--- EXERCISE TASK ---
Pull out every line with the word "Usable" from the entries below.

:: DATA EXCERPTS ::

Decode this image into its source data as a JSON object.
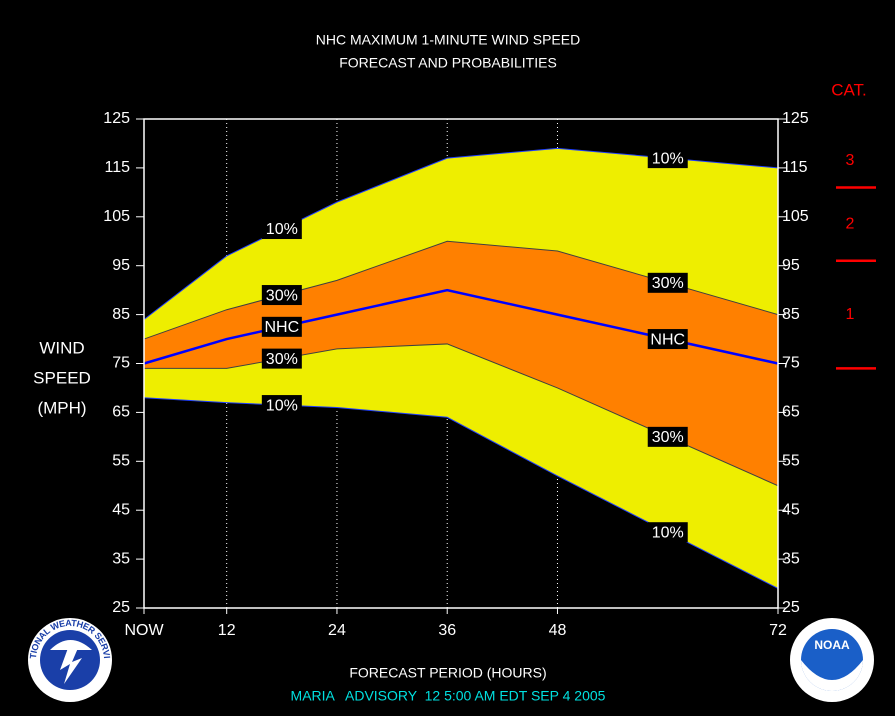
{
  "chart_data": {
    "type": "band",
    "title": [
      "NHC MAXIMUM 1-MINUTE WIND SPEED",
      "FORECAST AND PROBABILITIES"
    ],
    "y_label": [
      "WIND",
      "SPEED",
      "(MPH)"
    ],
    "x_label": "FORECAST PERIOD (HOURS)",
    "footer": "MARIA   ADVISORY  12 5:00 AM EDT SEP 4 2005",
    "x": [
      3,
      12,
      24,
      36,
      48,
      72
    ],
    "xlim": [
      3,
      72
    ],
    "xticks": [
      {
        "value": 3,
        "label": "NOW"
      },
      12,
      24,
      36,
      48,
      72
    ],
    "ylim": [
      25,
      125
    ],
    "yticks": [
      25,
      35,
      45,
      55,
      65,
      75,
      85,
      95,
      105,
      115,
      125
    ],
    "grid": true,
    "series": [
      {
        "name": "10%",
        "color": "#eeee00",
        "values": [
          84,
          97,
          108,
          117,
          119,
          115
        ]
      },
      {
        "name": "30%",
        "color": "#ff8000",
        "values": [
          80,
          86,
          92,
          100,
          98,
          85
        ]
      },
      {
        "name": "NHC",
        "color": "#0000ff",
        "values": [
          75,
          80,
          85,
          90,
          85,
          75
        ]
      },
      {
        "name": "30%",
        "color": "#ff8000",
        "values": [
          74,
          74,
          78,
          79,
          70,
          50
        ]
      },
      {
        "name": "10%",
        "color": "#eeee00",
        "values": [
          68,
          67,
          66,
          64,
          52,
          29
        ]
      }
    ],
    "category_scale": {
      "title": "CAT.",
      "labels": [
        "3",
        "2",
        "1"
      ],
      "thresholds": [
        111,
        96,
        74
      ],
      "color": "#ff0000"
    },
    "logos": {
      "left": "NATIONAL WEATHER SERVICE",
      "right": "NOAA"
    }
  }
}
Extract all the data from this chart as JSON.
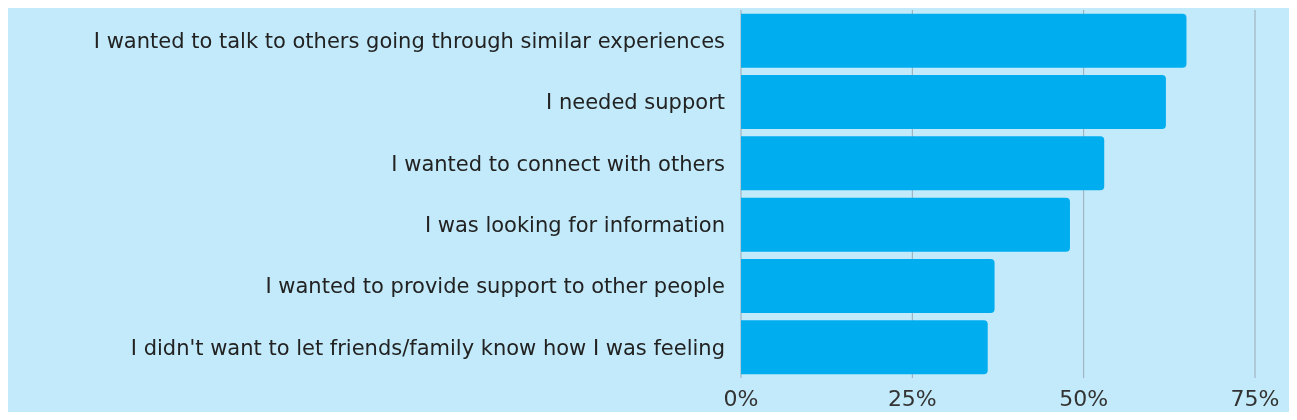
{
  "chart_data": {
    "type": "bar",
    "orientation": "horizontal",
    "categories": [
      "I wanted to talk to others going through similar experiences",
      "I needed support",
      "I wanted to connect with others",
      "I was looking for information",
      "I wanted to provide support to other people",
      "I didn't want to let friends/family know how I was feeling"
    ],
    "values": [
      65,
      62,
      53,
      48,
      37,
      36
    ],
    "color": "#00aeef",
    "xlim": [
      0,
      75
    ],
    "xticks": [
      {
        "value": 0,
        "label": "0%"
      },
      {
        "value": 25,
        "label": "25%"
      },
      {
        "value": 50,
        "label": "50%"
      },
      {
        "value": 75,
        "label": "75%"
      }
    ],
    "grid": "x"
  }
}
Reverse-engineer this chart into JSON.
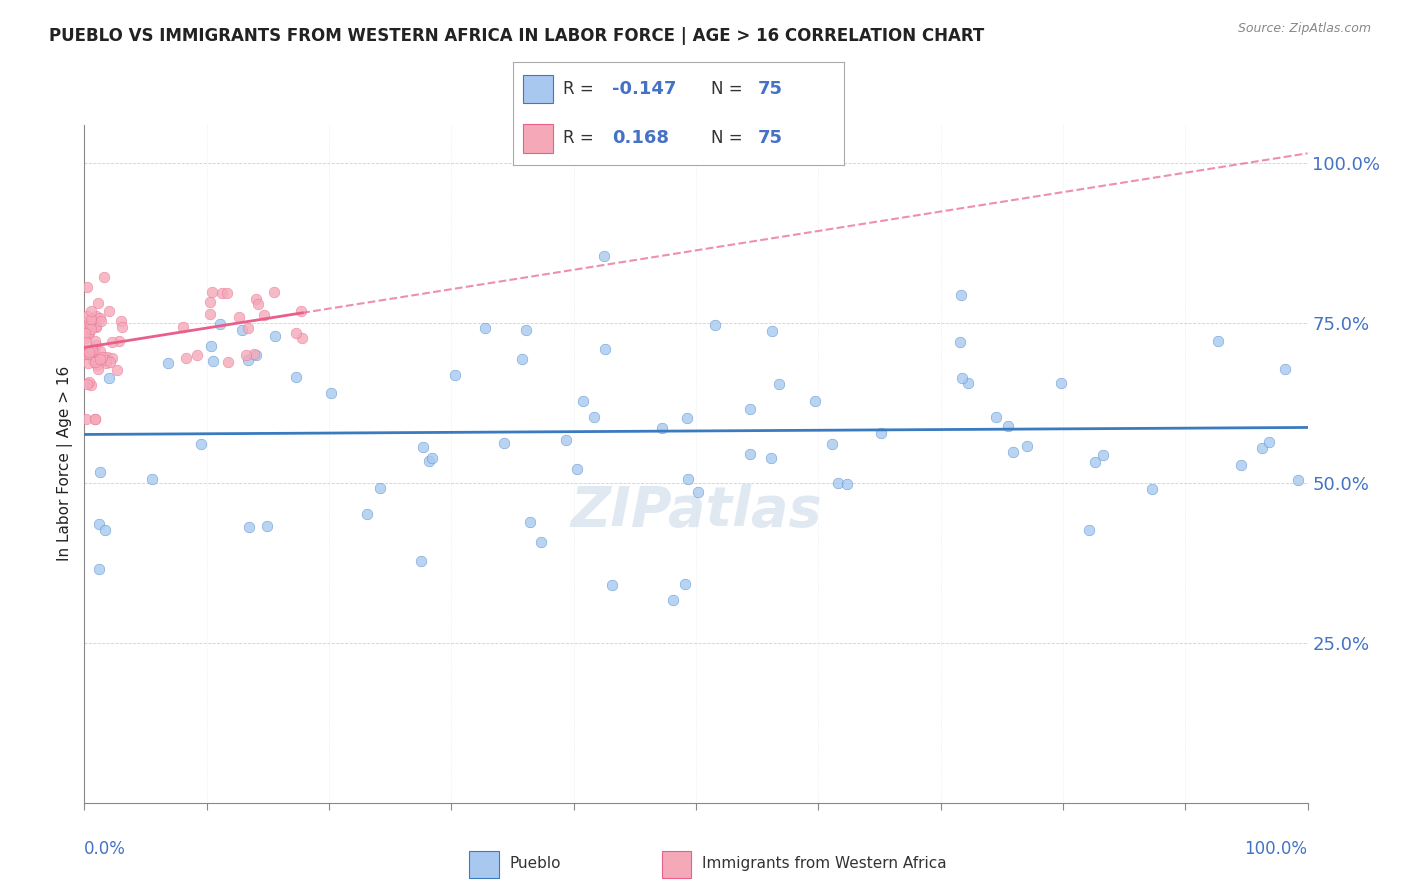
{
  "title": "PUEBLO VS IMMIGRANTS FROM WESTERN AFRICA IN LABOR FORCE | AGE > 16 CORRELATION CHART",
  "source": "Source: ZipAtlas.com",
  "ylabel": "In Labor Force | Age > 16",
  "ytick_vals": [
    0.25,
    0.5,
    0.75,
    1.0
  ],
  "legend_pueblo": "Pueblo",
  "legend_immigrants": "Immigrants from Western Africa",
  "r_pueblo": "-0.147",
  "n_pueblo": "75",
  "r_immigrants": "0.168",
  "n_immigrants": "75",
  "pueblo_color": "#a8c8f0",
  "immigrant_color": "#f4a8b8",
  "pueblo_line_color": "#3a7abf",
  "immigrant_line_color": "#e8608a",
  "background_color": "#ffffff",
  "title_fontsize": 12,
  "axis_label_color": "#4472c4",
  "text_color": "#222222",
  "source_color": "#888888",
  "grid_color": "#cccccc"
}
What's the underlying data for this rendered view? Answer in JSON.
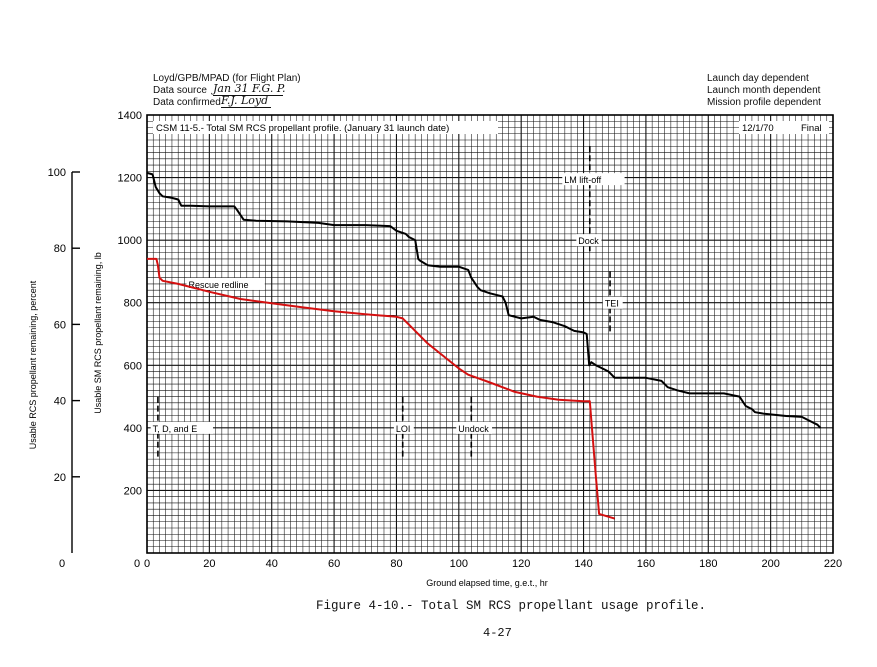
{
  "header": {
    "author": "Loyd/GPB/MPAD  (for Flight Plan)",
    "source_label": "Data source",
    "source_sig": "Jan 31 F.G. P.",
    "confirmed_label": "Data confirmed",
    "confirmed_sig": "F.J. Loyd",
    "dep_lines": [
      "Launch day dependent",
      "Launch month dependent",
      "Mission profile dependent"
    ]
  },
  "chart_data": {
    "type": "line",
    "title": "CSM 11-5.- Total SM RCS propellant profile.  (January 31 launch date)",
    "date_label": "12/1/70",
    "status_label": "Final",
    "xlabel": "Ground elapsed time, g.e.t., hr",
    "ylabel": "Usable SM RCS propellant remaining, lb",
    "ylabel2": "Usable RCS propellant remaining, percent",
    "xlim": [
      0,
      220
    ],
    "ylim": [
      0,
      1400
    ],
    "xticks": [
      "0",
      "20",
      "40",
      "60",
      "80",
      "100",
      "120",
      "140",
      "160",
      "180",
      "200",
      "220"
    ],
    "yticks": [
      "200",
      "400",
      "600",
      "800",
      "1000",
      "1200",
      "1400"
    ],
    "pct_ticks": [
      "0",
      "20",
      "40",
      "60",
      "80",
      "100"
    ],
    "grid": true,
    "series": [
      {
        "name": "",
        "color": "#000000",
        "points": [
          [
            0,
            1215
          ],
          [
            1.8,
            1210
          ],
          [
            2.8,
            1170
          ],
          [
            4,
            1150
          ],
          [
            5,
            1140
          ],
          [
            8,
            1135
          ],
          [
            10,
            1130
          ],
          [
            11,
            1110
          ],
          [
            14,
            1110
          ],
          [
            20,
            1108
          ],
          [
            28,
            1108
          ],
          [
            29,
            1095
          ],
          [
            30,
            1080
          ],
          [
            31,
            1065
          ],
          [
            35,
            1062
          ],
          [
            45,
            1060
          ],
          [
            55,
            1055
          ],
          [
            60,
            1048
          ],
          [
            70,
            1048
          ],
          [
            78,
            1045
          ],
          [
            80,
            1030
          ],
          [
            83,
            1020
          ],
          [
            84,
            1010
          ],
          [
            86,
            1000
          ],
          [
            87,
            940
          ],
          [
            87.5,
            935
          ],
          [
            90,
            920
          ],
          [
            94,
            915
          ],
          [
            100,
            915
          ],
          [
            103,
            905
          ],
          [
            104,
            880
          ],
          [
            106,
            850
          ],
          [
            107,
            840
          ],
          [
            110,
            830
          ],
          [
            114,
            820
          ],
          [
            115,
            800
          ],
          [
            116,
            760
          ],
          [
            120,
            750
          ],
          [
            124,
            755
          ],
          [
            126,
            745
          ],
          [
            130,
            738
          ],
          [
            134,
            725
          ],
          [
            137,
            710
          ],
          [
            140,
            705
          ],
          [
            141,
            700
          ],
          [
            141.8,
            600
          ],
          [
            142.5,
            610
          ],
          [
            144,
            600
          ],
          [
            146,
            590
          ],
          [
            148,
            580
          ],
          [
            150,
            560
          ],
          [
            160,
            560
          ],
          [
            165,
            550
          ],
          [
            166,
            540
          ],
          [
            167,
            530
          ],
          [
            170,
            520
          ],
          [
            174,
            510
          ],
          [
            180,
            510
          ],
          [
            185,
            510
          ],
          [
            190,
            500
          ],
          [
            192,
            470
          ],
          [
            194,
            460
          ],
          [
            195,
            450
          ],
          [
            198,
            445
          ],
          [
            205,
            438
          ],
          [
            210,
            435
          ],
          [
            213,
            420
          ],
          [
            215,
            410
          ],
          [
            216,
            400
          ]
        ]
      },
      {
        "name": "",
        "color": "#d41010",
        "points": [
          [
            0,
            940
          ],
          [
            3,
            940
          ],
          [
            3.5,
            920
          ],
          [
            4,
            880
          ],
          [
            5,
            870
          ],
          [
            10,
            860
          ],
          [
            20,
            835
          ],
          [
            30,
            812
          ],
          [
            40,
            798
          ],
          [
            50,
            785
          ],
          [
            60,
            773
          ],
          [
            70,
            763
          ],
          [
            80,
            755
          ],
          [
            82,
            750
          ],
          [
            85,
            720
          ],
          [
            90,
            670
          ],
          [
            95,
            630
          ],
          [
            100,
            590
          ],
          [
            103,
            570
          ],
          [
            110,
            545
          ],
          [
            118,
            515
          ],
          [
            125,
            500
          ],
          [
            132,
            490
          ],
          [
            140,
            485
          ],
          [
            142,
            485
          ],
          [
            144,
            240
          ],
          [
            145,
            125
          ],
          [
            150,
            110
          ]
        ]
      }
    ],
    "annotations": {
      "rescue_redline": "Rescue redline",
      "tde": "T, D, and E",
      "loi": "LOI",
      "undock": "Undock",
      "lm_liftoff": "LM lift-off",
      "dock": "Dock",
      "tei": "TEI"
    }
  },
  "caption": "Figure 4-10.- Total SM RCS propellant usage profile.",
  "page_number": "4-27"
}
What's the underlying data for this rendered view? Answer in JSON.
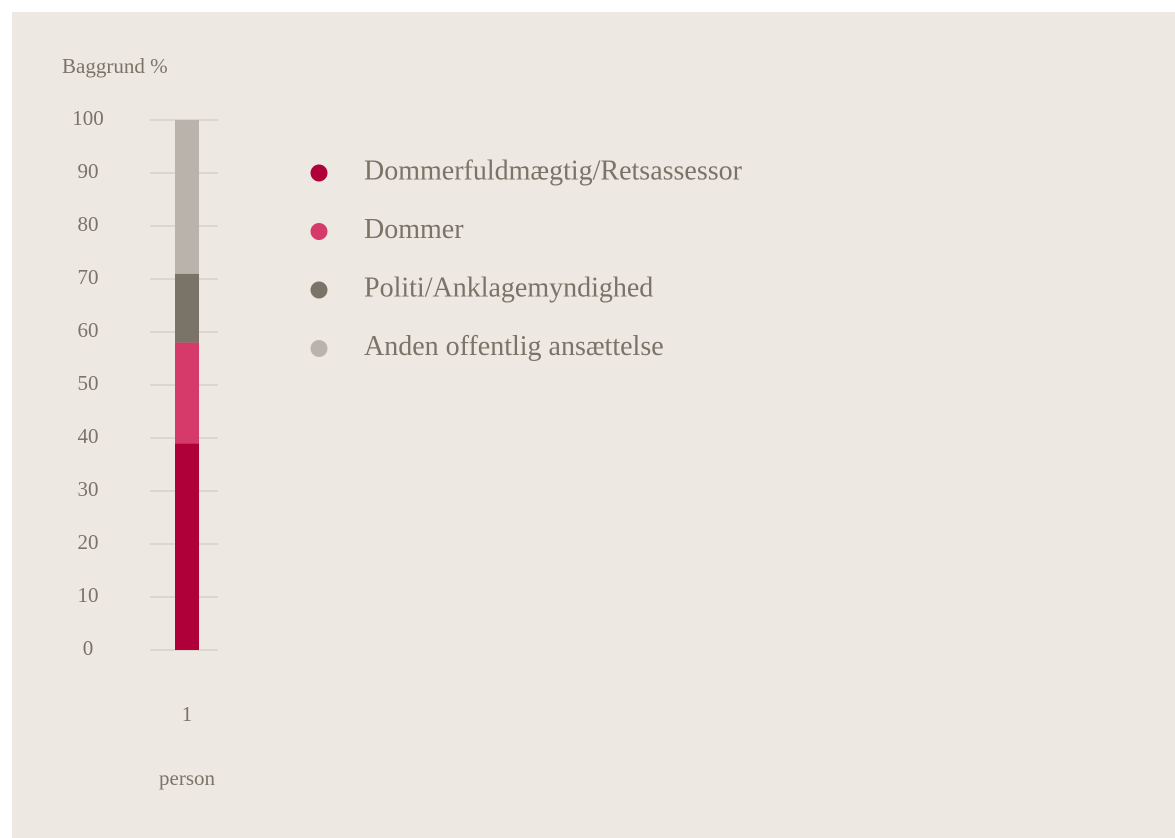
{
  "chart_data": {
    "type": "stacked_bar",
    "y_label": "Baggrund %",
    "x_label": "person",
    "categories": [
      "1"
    ],
    "series": [
      {
        "name": "Dommerfuldmægtig/Retsassessor",
        "color": "#b0003a",
        "values": [
          39
        ]
      },
      {
        "name": "Dommer",
        "color": "#d63a6a",
        "values": [
          19
        ]
      },
      {
        "name": "Politi/Anklagemyndighed",
        "color": "#7a7468",
        "values": [
          13
        ]
      },
      {
        "name": "Anden offentlig ansættelse",
        "color": "#bab3ac",
        "values": [
          29
        ]
      }
    ],
    "ylim": [
      0,
      100
    ],
    "yticks": [
      0,
      10,
      20,
      30,
      40,
      50,
      60,
      70,
      80,
      90,
      100
    ],
    "grid": true,
    "legend": "right"
  }
}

:::

--- FULL OUTPUT ---
    "ylabel": "Usable SM RCS propellant remaining, lb",
    "ylabel2": "Usable RCS propellant remaining, percent",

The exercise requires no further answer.